§ PROBLEM TO WORK ON
Pull out from the material below all lines with "Francia".

§ PROVIDED RECORDS

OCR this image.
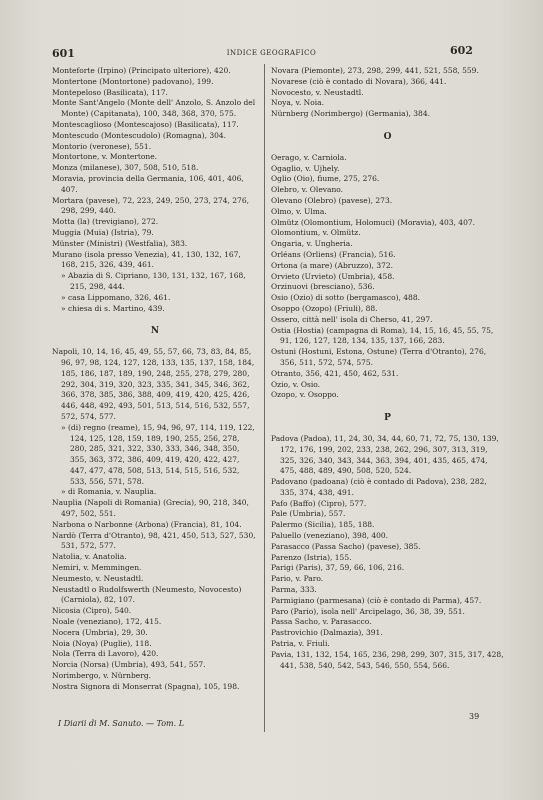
601	INDICE GEOGRAFICO	602
Monteforte (Irpino) (Principato ulteriore), 420.
Montertone (Montortone) padovano), 199.
Montepeloso (Basilicata), 117.
Monte Sant'Angelo (Monte dell' Anzolo, S. Anzolo del Monte) (Capitanata), 100, 348, 368, 370, 575.
Montescaglioso (Montescajoso) (Basilicata), 117.
Montescudo (Montescudolo) (Romagna), 304.
Montorio (veronese), 551.
Montortone, v. Montertone.
Monza (milanese), 307, 508, 510, 518.
Moravia, provincia della Germania, 106, 401, 406, 407.
Mortara (pavese), 72, 223, 249, 250, 273, 274, 276, 298, 299, 440.
Motta (la) (trevigiano), 272.
Muggia (Muia) (Istria), 79.
Münster (Ministri) (Westfalia), 383.
Murano (isola presso Venezia), 41, 130, 132, 167, 168, 215, 326, 439, 461.
» Abazia di S. Cipriano, 130, 131, 132, 167, 168, 215, 298, 444.
» casa Lippomano, 326, 461.
» chiesa di s. Martino, 439.
N
Napoli, 10, 14, 16, 45, 49, 55, 57, 66, 73, 83, 84, 85, 96, 97, 98, 124, 127, 128, 133, 135, 137, 158, 184, 185, 186, 187, 189, 190, 248, 255, 278, 279, 280, 292, 304, 319, 320, 323, 335, 341, 345, 346, 362, 366, 378, 385, 386, 388, 409, 419, 420, 425, 426, 446, 448, 492, 493, 501, 513, 514, 516, 532, 557, 572, 574, 577.
» (di) regno (reame), 15, 94, 96, 97, 114, 119, 122, 124, 125, 128, 159, 189, 190, 255, 256, 278, 280, 285, 321, 322, 330, 333, 346, 348, 350, 355, 363, 372, 386, 409, 419, 420, 422, 427, 447, 477, 478, 508, 513, 514, 515, 516, 532, 533, 556, 571, 578.
» di Romania, v. Nauplia.
Nauplia (Napoli di Romania) (Grecia), 90, 218, 340, 497, 502, 551.
Narbona o Narbonne (Arbona) (Francia), 81, 104.
Nardò (Terra d'Otranto), 98, 421, 450, 513, 527, 530, 531, 572, 577.
Natolia, v. Anatolia.
Nemiri, v. Memmingen.
Neumesto, v. Neustadtl.
Neustadtl o Rudolfswerth (Neumesto, Novocesto) (Carniola), 82, 107.
Nicosia (Cipro), 540.
Noale (veneziano), 172, 415.
Nocera (Umbria), 29, 30.
Noia (Noya) (Puglie), 118.
Nola (Terra di Lavoro), 420.
Norcia (Norsa) (Umbria), 493, 541, 557.
Norimbergo, v. Nürnberg.
Nostra Signora di Monserrat (Spagna), 105, 198.
Novara (Piemonte), 273, 298, 299, 441, 521, 558, 559.
Novarese (ciò è contado di Novara), 366, 441.
Novocesto, v. Neustadtl.
Noya, v. Noia.
Nürnberg (Norimbergo) (Germania), 384.
O
Oerago, v. Carniola.
Ogaglio, v. Ujhely.
Oglio (Oio), fiume, 275, 276.
Olebro, v. Olevano.
Olevano (Olebro) (pavese), 273.
Olmo, v. Ulma.
Olmütz (Olomontium, Holomuci) (Moravia), 403, 407.
Olomontium, v. Olmütz.
Ongaria, v. Ungheria.
Orléans (Orliens) (Francia), 516.
Ortona (a mare) (Abruzzo), 372.
Orvieto (Urvieto) (Umbria), 458.
Orzinuovi (bresciano), 536.
Osio (Ozio) di sotto (bergamasco), 488.
Osoppo (Ozopo) (Friuli), 88.
Ossero, città nell' isola di Cherso, 41, 297.
Ostia (Hostia) (campagna di Roma), 14, 15, 16, 45, 55, 75, 91, 126, 127, 128, 134, 135, 137, 166, 283.
Ostuni (Hostuni, Estona, Ostune) (Terra d'Otranto), 276, 356, 511, 572, 574, 575.
Otranto, 356, 421, 450, 462, 531.
Ozio, v. Osio.
Ozopo, v. Osoppo.
P
Padova (Padoa), 11, 24, 30, 34, 44, 60, 71, 72, 75, 130, 139, 172, 176, 199, 202, 233, 238, 262, 296, 307, 313, 319, 325, 326, 340, 343, 344, 363, 394, 401, 435, 465, 474, 475, 488, 489, 490, 508, 520, 524.
Padovano (padoana) (ciò è contado di Padova), 238, 282, 335, 374, 438, 491.
Pafo (Baffo) (Cipro), 577.
Pale (Umbria), 557.
Palermo (Sicilia), 185, 188.
Paluello (veneziano), 398, 400.
Parasacco (Passa Sacho) (pavese), 385.
Parenzo (Istria), 155.
Parigi (Paris), 37, 59, 66, 106, 216.
Pario, v. Paro.
Parma, 333.
Parmigiano (parmesana) (ciò è contado di Parma), 457.
Paro (Pario), isola nell' Arcipelago, 36, 38, 39, 551.
Passa Sacho, v. Parasacco.
Pastrovichio (Dalmazia), 391.
Patria, v. Friuli.
Pavia, 131, 132, 154, 165, 236, 298, 299, 307, 315, 317, 428, 441, 538, 540, 542, 543, 546, 550, 554, 566.
I Diarii di M. Sanuto. — Tom. L
39
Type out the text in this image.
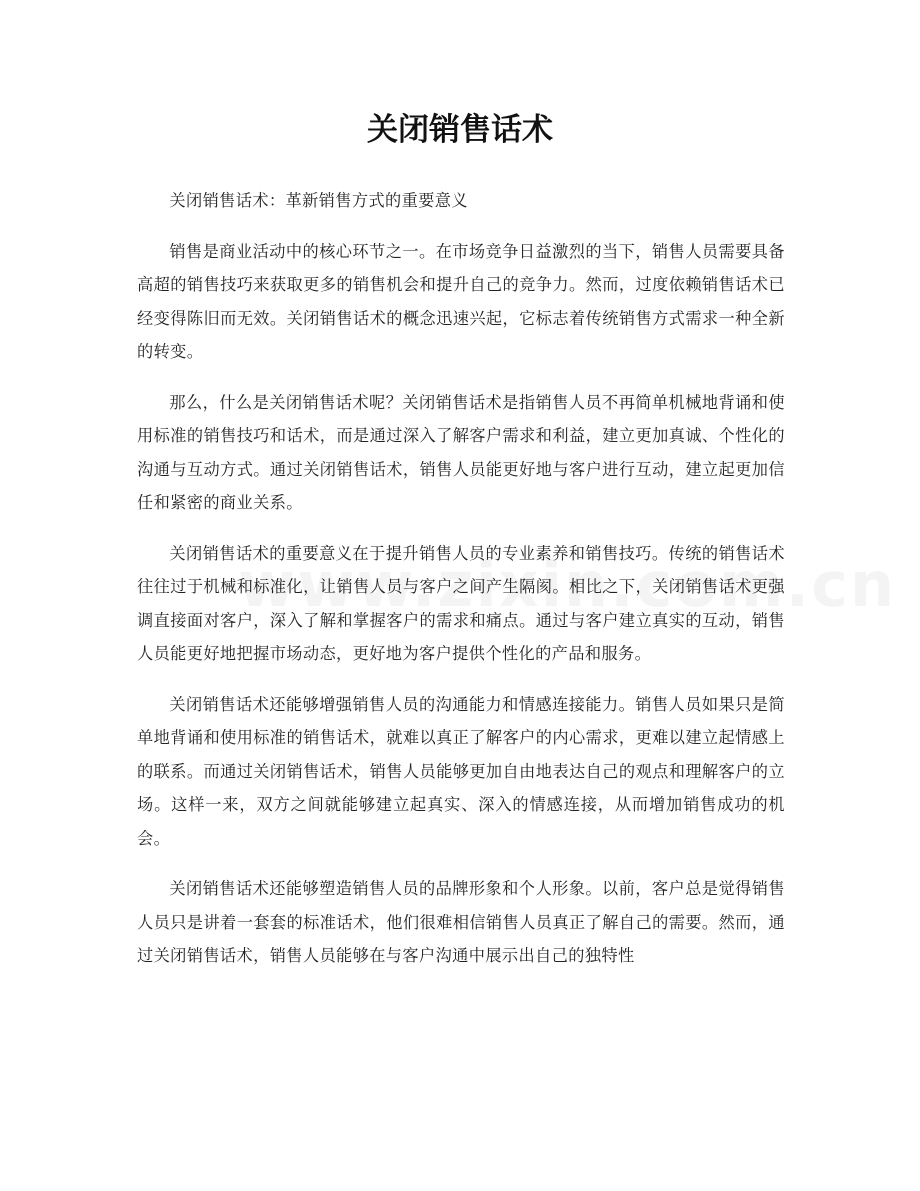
关闭销售话术

关闭销售话术：革新销售方式的重要意义

销售是商业活动中的核心环节之一。在市场竞争日益激烈的当下，销售人员需要具备高超的销售技巧来获取更多的销售机会和提升自己的竞争力。然而，过度依赖销售话术已经变得陈旧而无效。关闭销售话术的概念迅速兴起，它标志着传统销售方式需求一种全新的转变。

那么，什么是关闭销售话术呢？关闭销售话术是指销售人员不再简单机械地背诵和使用标准的销售技巧和话术，而是通过深入了解客户需求和利益，建立更加真诚、个性化的沟通与互动方式。通过关闭销售话术，销售人员能更好地与客户进行互动，建立起更加信任和紧密的商业关系。

关闭销售话术的重要意义在于提升销售人员的专业素养和销售技巧。传统的销售话术往往过于机械和标准化，让销售人员与客户之间产生隔阂。相比之下，关闭销售话术更强调直接面对客户，深入了解和掌握客户的需求和痛点。通过与客户建立真实的互动，销售人员能更好地把握市场动态，更好地为客户提供个性化的产品和服务。

关闭销售话术还能够增强销售人员的沟通能力和情感连接能力。销售人员如果只是简单地背诵和使用标准的销售话术，就难以真正了解客户的内心需求，更难以建立起情感上的联系。而通过关闭销售话术，销售人员能够更加自由地表达自己的观点和理解客户的立场。这样一来，双方之间就能够建立起真实、深入的情感连接，从而增加销售成功的机会。

关闭销售话术还能够塑造销售人员的品牌形象和个人形象。以前，客户总是觉得销售人员只是讲着一套套的标准话术，他们很难相信销售人员真正了解自己的需要。然而，通过关闭销售话术，销售人员能够在与客户沟通中展示出自己的独特性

§ CORRECT RESULT
Narbona o Narbonne (Arbona) (Francia), 81, 104.
Orléans (Orliens) (Francia), 516.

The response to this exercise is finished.